» WORKING DATA

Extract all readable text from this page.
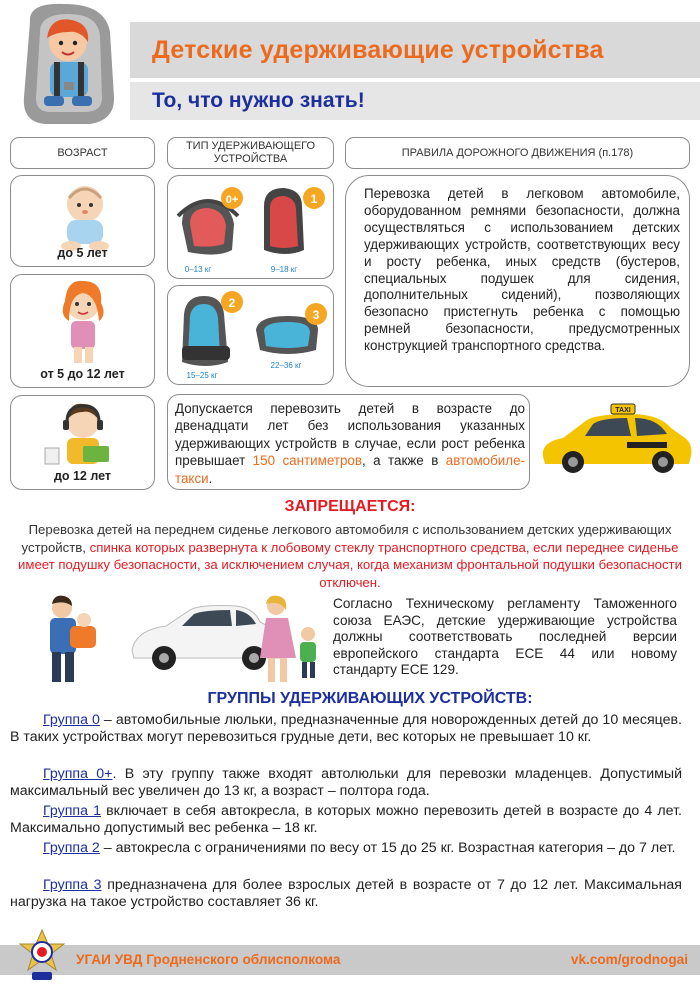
Детские удерживающие устройства
То, что нужно знать!
ВОЗРАСТ
ТИП УДЕРЖИВАЮЩЕГО УСТРОЙСТВА
ПРАВИЛА ДОРОЖНОГО ДВИЖЕНИЯ (п.178)
до 5 лет
от 5 до 12 лет
до 12 лет
0+	1
0–13 кг	9–18 кг
2
3
15–25 кг
22–36 кг
Перевозка детей в легковом автомобиле, оборудованном ремнями безопасности, должна осуществляться с использованием детских удерживающих устройств, соответствующих весу и росту ребенка, иных средств (бустеров, специальных подушек для сидения, дополнительных сидений), позволяющих безопасно пристегнуть ребенка с помощью ремней безопасности, предусмотренных конструкцией транспортного средства.
Допускается перевозить детей в возрасте до двенадцати лет без использования указанных удерживающих устройств в случае, если рост ребенка превышает 150 сантиметров, а также в автомобиле-такси.
TAXI
ЗАПРЕЩАЕТСЯ:
Перевозка детей на переднем сиденье легкового автомобиля с использованием детских удерживающих устройств, спинка которых развернута к лобовому стеклу транспортного средства, если переднее сиденье имеет подушку безопасности, за исключением случая, когда механизм фронтальной подушки безопасности отключен.
Согласно Техническому регламенту Таможенного союза ЕАЭС, детские удерживающие устройства должны соответствовать последней версии европейского стандарта ECE 44 или новому стандарту ECE 129.
ГРУППЫ УДЕРЖИВАЮЩИХ УСТРОЙСТВ:
Группа 0 – автомобильные люльки, предназначенные для новорожденных детей до 10 месяцев. В таких устройствах могут перевозиться грудные дети, вес которых не превышает 10 кг.
Группа 0+. В эту группу также входят автолюльки для перевозки младенцев. Допустимый максимальный вес увеличен до 13 кг, а возраст – полтора года.
Группа 1 включает в себя автокресла, в которых можно перевозить детей в возрасте до 4 лет. Максимально допустимый вес ребенка – 18 кг.
Группа 2 – автокресла с ограничениями по весу от 15 до 25 кг. Возрастная категория – до 7 лет.
Группа 3 предназначена для более взрослых детей в возрасте от 7 до 12 лет. Максимальная нагрузка на такое устройство составляет 36 кг.
УГАИ УВД Гродненского облисполкома	vk.com/grodnogai
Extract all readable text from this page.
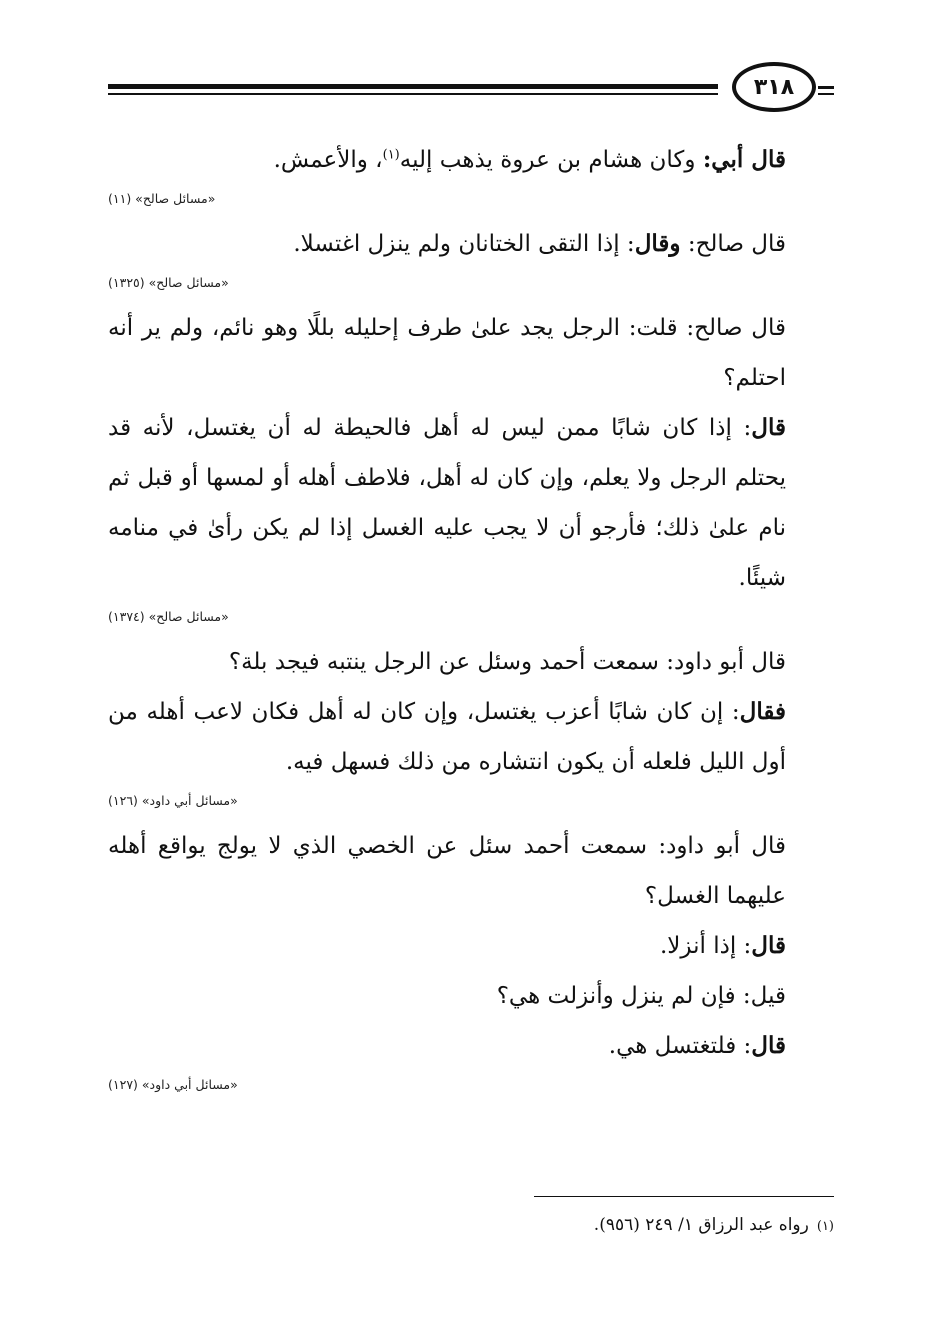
٣١٨

قال أبي: وكان هشام بن عروة يذهب إليه$^{(١)}$، والأعمش.

«مسائل صالح» (١١)

قال صالح: وقال: إذا التقى الختانان ولم ينزل اغتسلا.

«مسائل صالح» (١٣٢٥)

قال صالح: قلت: الرجل يجد علىٰ طرف إحليله بللًا وهو نائم، ولم ير أنه احتلم؟

قال: إذا كان شابًا ممن ليس له أهل فالحيطة له أن يغتسل، لأنه قد يحتلم الرجل ولا يعلم، وإن كان له أهل، فلاطف أهله أو لمسها أو قبل ثم نام علىٰ ذلك؛ فأرجو أن لا يجب عليه الغسل إذا لم يكن رأىٰ في منامه شيئًا.

«مسائل صالح» (١٣٧٤)

قال أبو داود: سمعت أحمد وسئل عن الرجل ينتبه فيجد بلة؟

فقال: إن كان شابًا أعزب يغتسل، وإن كان له أهل فكان لاعب أهله من أول الليل فلعله أن يكون انتشاره من ذلك فسهل فيه.

«مسائل أبي داود» (١٢٦)

قال أبو داود: سمعت أحمد سئل عن الخصي الذي لا يولج يواقع أهله عليهما الغسل؟

قال: إذا أنزلا.

قيل: فإن لم ينزل وأنزلت هي؟

قال: فلتغتسل هي.

«مسائل أبي داود» (١٢٧)
(١)رواه عبد الرزاق ١/ ٢٤٩ (٩٥٦).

» EXERCISE REQUIREMENTS
Exclude the pictures. Write out the remaining data exactly.

» THE RESPONSE
Extract all readable text from this page.
Детские удерживающие устройства
То, что нужно знать!
ВОЗРАСТ
ТИП УДЕРЖИВАЮЩЕГО УСТРОЙСТВА
ПРАВИЛА ДОРОЖНОГО ДВИЖЕНИЯ (п.178)
до 5 лет
от 5 до 12 лет
до 12 лет
0+	1
0–13 кг	9–18 кг
2
3
15–25 кг
22–36 кг
Перевозка детей в легковом автомобиле, оборудованном ремнями безопасности, должна осуществляться с использованием детских удерживающих устройств, соответствующих весу и росту ребенка, иных средств (бустеров, специальных подушек для сидения, дополнительных сидений), позволяющих безопасно пристегнуть ребенка с помощью ремней безопасности, предусмотренных конструкцией транспортного средства.
Допускается перевозить детей в возрасте до двенадцати лет без использования указанных удерживающих устройств в случае, если рост ребенка превышает 150 сантиметров, а также в автомобиле-такси.
TAXI
ЗАПРЕЩАЕТСЯ:
Перевозка детей на переднем сиденье легкового автомобиля с использованием детских удерживающих устройств, спинка которых развернута к лобовому стеклу транспортного средства, если переднее сиденье имеет подушку безопасности, за исключением случая, когда механизм фронтальной подушки безопасности отключен.
Согласно Техническому регламенту Таможенного союза ЕАЭС, детские удерживающие устройства должны соответствовать последней версии европейского стандарта ECE 44 или новому стандарту ECE 129.
ГРУППЫ УДЕРЖИВАЮЩИХ УСТРОЙСТВ:
Группа 0 – автомобильные люльки, предназначенные для новорожденных детей до 10 месяцев. В таких устройствах могут перевозиться грудные дети, вес которых не превышает 10 кг.
Группа 0+. В эту группу также входят автолюльки для перевозки младенцев. Допустимый максимальный вес увеличен до 13 кг, а возраст – полтора года.
Группа 1 включает в себя автокресла, в которых можно перевозить детей в возрасте до 4 лет. Максимально допустимый вес ребенка – 18 кг.
Группа 2 – автокресла с ограничениями по весу от 15 до 25 кг. Возрастная категория – до 7 лет.
Группа 3 предназначена для более взрослых детей в возрасте от 7 до 12 лет. Максимальная нагрузка на такое устройство составляет 36 кг.
УГАИ УВД Гродненского облисполкома	vk.com/grodnogai
Extract all readable text from this page.
٣١٨

قال أبي: وكان هشام بن عروة يذهب إليه$^{(١)}$، والأعمش.

«مسائل صالح» (١١)

قال صالح: وقال: إذا التقى الختانان ولم ينزل اغتسلا.

«مسائل صالح» (١٣٢٥)

قال صالح: قلت: الرجل يجد علىٰ طرف إحليله بللًا وهو نائم، ولم ير أنه احتلم؟

قال: إذا كان شابًا ممن ليس له أهل فالحيطة له أن يغتسل، لأنه قد يحتلم الرجل ولا يعلم، وإن كان له أهل، فلاطف أهله أو لمسها أو قبل ثم نام علىٰ ذلك؛ فأرجو أن لا يجب عليه الغسل إذا لم يكن رأىٰ في منامه شيئًا.

«مسائل صالح» (١٣٧٤)

قال أبو داود: سمعت أحمد وسئل عن الرجل ينتبه فيجد بلة؟

فقال: إن كان شابًا أعزب يغتسل، وإن كان له أهل فكان لاعب أهله من أول الليل فلعله أن يكون انتشاره من ذلك فسهل فيه.

«مسائل أبي داود» (١٢٦)

قال أبو داود: سمعت أحمد سئل عن الخصي الذي لا يولج يواقع أهله عليهما الغسل؟

قال: إذا أنزلا.

قيل: فإن لم ينزل وأنزلت هي؟

قال: فلتغتسل هي.

«مسائل أبي داود» (١٢٧)
(١)رواه عبد الرزاق ١/ ٢٤٩ (٩٥٦).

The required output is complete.